* **To do**
Copy the records below exactly as they are written.
>> start Dataset records
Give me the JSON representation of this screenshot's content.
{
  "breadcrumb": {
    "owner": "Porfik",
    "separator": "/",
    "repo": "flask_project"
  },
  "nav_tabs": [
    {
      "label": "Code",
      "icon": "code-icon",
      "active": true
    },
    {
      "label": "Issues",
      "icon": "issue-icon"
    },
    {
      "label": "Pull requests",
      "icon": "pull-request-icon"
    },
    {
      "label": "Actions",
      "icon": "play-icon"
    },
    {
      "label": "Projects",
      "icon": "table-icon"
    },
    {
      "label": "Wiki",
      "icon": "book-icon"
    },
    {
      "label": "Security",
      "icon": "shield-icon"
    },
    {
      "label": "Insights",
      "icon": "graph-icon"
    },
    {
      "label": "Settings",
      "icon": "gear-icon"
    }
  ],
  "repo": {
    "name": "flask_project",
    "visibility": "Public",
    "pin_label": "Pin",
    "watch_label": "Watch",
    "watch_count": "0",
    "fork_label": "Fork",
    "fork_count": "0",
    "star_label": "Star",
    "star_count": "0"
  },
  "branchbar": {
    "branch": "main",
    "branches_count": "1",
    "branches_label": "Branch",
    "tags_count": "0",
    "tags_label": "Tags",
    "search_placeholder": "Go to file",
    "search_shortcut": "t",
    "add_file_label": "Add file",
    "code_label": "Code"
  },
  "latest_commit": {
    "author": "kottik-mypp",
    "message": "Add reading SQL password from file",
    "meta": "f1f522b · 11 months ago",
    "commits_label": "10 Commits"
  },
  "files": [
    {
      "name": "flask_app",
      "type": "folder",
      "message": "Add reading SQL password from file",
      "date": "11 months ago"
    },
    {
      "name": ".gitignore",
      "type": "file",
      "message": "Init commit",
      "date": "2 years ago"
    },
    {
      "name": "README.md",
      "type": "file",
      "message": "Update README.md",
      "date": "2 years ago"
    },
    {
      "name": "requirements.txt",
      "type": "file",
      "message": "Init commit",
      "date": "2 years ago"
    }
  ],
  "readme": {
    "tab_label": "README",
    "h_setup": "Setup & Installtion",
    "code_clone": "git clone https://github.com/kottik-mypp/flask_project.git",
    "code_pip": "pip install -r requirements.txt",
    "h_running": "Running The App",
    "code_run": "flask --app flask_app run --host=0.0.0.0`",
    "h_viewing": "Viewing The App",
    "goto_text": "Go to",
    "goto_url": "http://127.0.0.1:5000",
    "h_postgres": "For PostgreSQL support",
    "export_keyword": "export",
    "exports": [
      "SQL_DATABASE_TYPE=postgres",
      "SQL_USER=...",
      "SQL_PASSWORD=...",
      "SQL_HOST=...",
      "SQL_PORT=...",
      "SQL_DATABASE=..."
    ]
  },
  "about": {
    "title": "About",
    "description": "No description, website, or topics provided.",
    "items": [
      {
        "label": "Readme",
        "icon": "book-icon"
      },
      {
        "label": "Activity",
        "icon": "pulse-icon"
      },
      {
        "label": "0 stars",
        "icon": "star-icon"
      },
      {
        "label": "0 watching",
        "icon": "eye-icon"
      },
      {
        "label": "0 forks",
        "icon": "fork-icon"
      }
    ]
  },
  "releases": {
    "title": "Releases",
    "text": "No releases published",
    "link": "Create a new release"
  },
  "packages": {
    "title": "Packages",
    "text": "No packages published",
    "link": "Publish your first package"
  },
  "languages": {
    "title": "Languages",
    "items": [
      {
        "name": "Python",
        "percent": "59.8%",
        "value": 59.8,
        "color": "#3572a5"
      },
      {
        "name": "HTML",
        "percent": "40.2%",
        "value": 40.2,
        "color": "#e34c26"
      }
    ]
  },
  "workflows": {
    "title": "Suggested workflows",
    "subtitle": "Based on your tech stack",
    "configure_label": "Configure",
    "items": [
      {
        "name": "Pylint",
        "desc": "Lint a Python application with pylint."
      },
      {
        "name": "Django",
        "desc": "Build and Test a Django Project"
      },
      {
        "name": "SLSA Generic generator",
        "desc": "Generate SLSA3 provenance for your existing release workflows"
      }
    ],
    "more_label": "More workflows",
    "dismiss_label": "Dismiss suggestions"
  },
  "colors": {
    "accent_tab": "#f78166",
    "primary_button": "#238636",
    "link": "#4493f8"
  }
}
>> end Dataset records
* **Completed exercise**
Give me the JSON representation of this screenshot's content.
{
  "breadcrumb": {
    "owner": "Porfik",
    "separator": "/",
    "repo": "flask_project"
  },
  "nav_tabs": [
    {
      "label": "Code",
      "icon": "code-icon",
      "active": true
    },
    {
      "label": "Issues",
      "icon": "issue-icon"
    },
    {
      "label": "Pull requests",
      "icon": "pull-request-icon"
    },
    {
      "label": "Actions",
      "icon": "play-icon"
    },
    {
      "label": "Projects",
      "icon": "table-icon"
    },
    {
      "label": "Wiki",
      "icon": "book-icon"
    },
    {
      "label": "Security",
      "icon": "shield-icon"
    },
    {
      "label": "Insights",
      "icon": "graph-icon"
    },
    {
      "label": "Settings",
      "icon": "gear-icon"
    }
  ],
  "repo": {
    "name": "flask_project",
    "visibility": "Public",
    "pin_label": "Pin",
    "watch_label": "Watch",
    "watch_count": "0",
    "fork_label": "Fork",
    "fork_count": "0",
    "star_label": "Star",
    "star_count": "0"
  },
  "branchbar": {
    "branch": "main",
    "branches_count": "1",
    "branches_label": "Branch",
    "tags_count": "0",
    "tags_label": "Tags",
    "search_placeholder": "Go to file",
    "search_shortcut": "t",
    "add_file_label": "Add file",
    "code_label": "Code"
  },
  "latest_commit": {
    "author": "kottik-mypp",
    "message": "Add reading SQL password from file",
    "meta": "f1f522b · 11 months ago",
    "commits_label": "10 Commits"
  },
  "files": [
    {
      "name": "flask_app",
      "type": "folder",
      "message": "Add reading SQL password from file",
      "date": "11 months ago"
    },
    {
      "name": ".gitignore",
      "type": "file",
      "message": "Init commit",
      "date": "2 years ago"
    },
    {
      "name": "README.md",
      "type": "file",
      "message": "Update README.md",
      "date": "2 years ago"
    },
    {
      "name": "requirements.txt",
      "type": "file",
      "message": "Init commit",
      "date": "2 years ago"
    }
  ],
  "readme": {
    "tab_label": "README",
    "h_setup": "Setup & Installtion",
    "code_clone": "git clone https://github.com/kottik-mypp/flask_project.git",
    "code_pip": "pip install -r requirements.txt",
    "h_running": "Running The App",
    "code_run": "flask --app flask_app run --host=0.0.0.0`",
    "h_viewing": "Viewing The App",
    "goto_text": "Go to",
    "goto_url": "http://127.0.0.1:5000",
    "h_postgres": "For PostgreSQL support",
    "export_keyword": "export",
    "exports": [
      "SQL_DATABASE_TYPE=postgres",
      "SQL_USER=...",
      "SQL_PASSWORD=...",
      "SQL_HOST=...",
      "SQL_PORT=...",
      "SQL_DATABASE=..."
    ]
  },
  "about": {
    "title": "About",
    "description": "No description, website, or topics provided.",
    "items": [
      {
        "label": "Readme",
        "icon": "book-icon"
      },
      {
        "label": "Activity",
        "icon": "pulse-icon"
      },
      {
        "label": "0 stars",
        "icon": "star-icon"
      },
      {
        "label": "0 watching",
        "icon": "eye-icon"
      },
      {
        "label": "0 forks",
        "icon": "fork-icon"
      }
    ]
  },
  "releases": {
    "title": "Releases",
    "text": "No releases published",
    "link": "Create a new release"
  },
  "packages": {
    "title": "Packages",
    "text": "No packages published",
    "link": "Publish your first package"
  },
  "languages": {
    "title": "Languages",
    "items": [
      {
        "name": "Python",
        "percent": "59.8%",
        "value": 59.8,
        "color": "#3572a5"
      },
      {
        "name": "HTML",
        "percent": "40.2%",
        "value": 40.2,
        "color": "#e34c26"
      }
    ]
  },
  "workflows": {
    "title": "Suggested workflows",
    "subtitle": "Based on your tech stack",
    "configure_label": "Configure",
    "items": [
      {
        "name": "Pylint",
        "desc": "Lint a Python application with pylint."
      },
      {
        "name": "Django",
        "desc": "Build and Test a Django Project"
      },
      {
        "name": "SLSA Generic generator",
        "desc": "Generate SLSA3 provenance for your existing release workflows"
      }
    ],
    "more_label": "More workflows",
    "dismiss_label": "Dismiss suggestions"
  },
  "colors": {
    "accent_tab": "#f78166",
    "primary_button": "#238636",
    "link": "#4493f8"
  }
}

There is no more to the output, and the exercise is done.